TASK DETAILS: Copy out lines with the word "specific" from the material that follows.

LISTED ENTRIES:
........
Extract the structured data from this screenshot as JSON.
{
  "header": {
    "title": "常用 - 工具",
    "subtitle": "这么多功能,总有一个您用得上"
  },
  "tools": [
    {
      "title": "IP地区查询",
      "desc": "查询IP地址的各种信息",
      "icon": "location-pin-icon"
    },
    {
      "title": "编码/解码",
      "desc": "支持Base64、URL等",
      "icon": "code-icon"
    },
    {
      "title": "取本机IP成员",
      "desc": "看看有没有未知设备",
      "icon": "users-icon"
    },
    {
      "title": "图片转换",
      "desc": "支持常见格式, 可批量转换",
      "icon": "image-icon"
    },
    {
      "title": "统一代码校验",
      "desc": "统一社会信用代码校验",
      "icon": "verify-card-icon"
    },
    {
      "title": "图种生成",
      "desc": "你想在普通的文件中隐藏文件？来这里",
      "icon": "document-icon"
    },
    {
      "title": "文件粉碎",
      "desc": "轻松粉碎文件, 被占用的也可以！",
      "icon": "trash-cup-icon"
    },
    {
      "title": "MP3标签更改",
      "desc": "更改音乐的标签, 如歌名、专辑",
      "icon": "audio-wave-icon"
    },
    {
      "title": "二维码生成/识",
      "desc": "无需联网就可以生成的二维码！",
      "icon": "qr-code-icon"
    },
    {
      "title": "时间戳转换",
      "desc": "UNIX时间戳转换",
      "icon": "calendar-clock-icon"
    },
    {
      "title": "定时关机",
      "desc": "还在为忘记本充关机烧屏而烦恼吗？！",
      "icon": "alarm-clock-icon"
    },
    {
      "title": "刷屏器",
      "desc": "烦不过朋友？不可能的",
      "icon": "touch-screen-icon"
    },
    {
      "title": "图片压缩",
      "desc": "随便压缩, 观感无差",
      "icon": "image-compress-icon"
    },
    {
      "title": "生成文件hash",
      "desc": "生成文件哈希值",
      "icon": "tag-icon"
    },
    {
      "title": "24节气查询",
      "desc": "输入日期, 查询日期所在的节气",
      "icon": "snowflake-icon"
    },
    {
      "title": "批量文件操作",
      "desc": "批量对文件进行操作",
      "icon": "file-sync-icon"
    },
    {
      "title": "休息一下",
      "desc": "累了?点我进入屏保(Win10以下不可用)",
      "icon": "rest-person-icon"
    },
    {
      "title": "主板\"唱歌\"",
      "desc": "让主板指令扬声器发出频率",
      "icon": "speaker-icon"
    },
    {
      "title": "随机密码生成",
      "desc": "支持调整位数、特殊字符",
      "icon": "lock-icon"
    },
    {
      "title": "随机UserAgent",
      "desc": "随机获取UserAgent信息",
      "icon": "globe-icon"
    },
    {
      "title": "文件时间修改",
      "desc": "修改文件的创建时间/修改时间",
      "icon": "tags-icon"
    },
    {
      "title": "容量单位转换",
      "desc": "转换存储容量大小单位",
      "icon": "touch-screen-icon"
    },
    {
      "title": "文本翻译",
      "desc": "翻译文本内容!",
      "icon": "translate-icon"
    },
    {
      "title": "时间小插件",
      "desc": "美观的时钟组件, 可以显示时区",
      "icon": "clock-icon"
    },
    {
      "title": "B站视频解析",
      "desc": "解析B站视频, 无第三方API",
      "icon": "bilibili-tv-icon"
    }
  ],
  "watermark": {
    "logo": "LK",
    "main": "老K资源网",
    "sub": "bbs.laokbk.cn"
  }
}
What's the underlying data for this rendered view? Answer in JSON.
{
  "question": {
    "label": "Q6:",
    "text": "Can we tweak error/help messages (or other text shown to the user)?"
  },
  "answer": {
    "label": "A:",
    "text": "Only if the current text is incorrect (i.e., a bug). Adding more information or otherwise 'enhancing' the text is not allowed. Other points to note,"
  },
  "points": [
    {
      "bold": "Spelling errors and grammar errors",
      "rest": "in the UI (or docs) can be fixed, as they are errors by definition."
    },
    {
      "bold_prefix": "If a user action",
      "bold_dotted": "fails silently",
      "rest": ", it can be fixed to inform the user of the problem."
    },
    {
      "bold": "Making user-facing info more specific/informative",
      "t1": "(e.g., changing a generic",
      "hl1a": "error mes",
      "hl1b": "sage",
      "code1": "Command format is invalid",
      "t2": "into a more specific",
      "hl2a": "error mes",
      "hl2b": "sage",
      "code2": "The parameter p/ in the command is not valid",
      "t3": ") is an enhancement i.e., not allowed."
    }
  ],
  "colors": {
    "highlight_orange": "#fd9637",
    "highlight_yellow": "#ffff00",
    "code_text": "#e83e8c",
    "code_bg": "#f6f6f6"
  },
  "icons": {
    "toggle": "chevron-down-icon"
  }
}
........
COMPLETED EXERCISE:
      "bold": "Making user-facing info more specific/informative",
      "t2": "into a more specific",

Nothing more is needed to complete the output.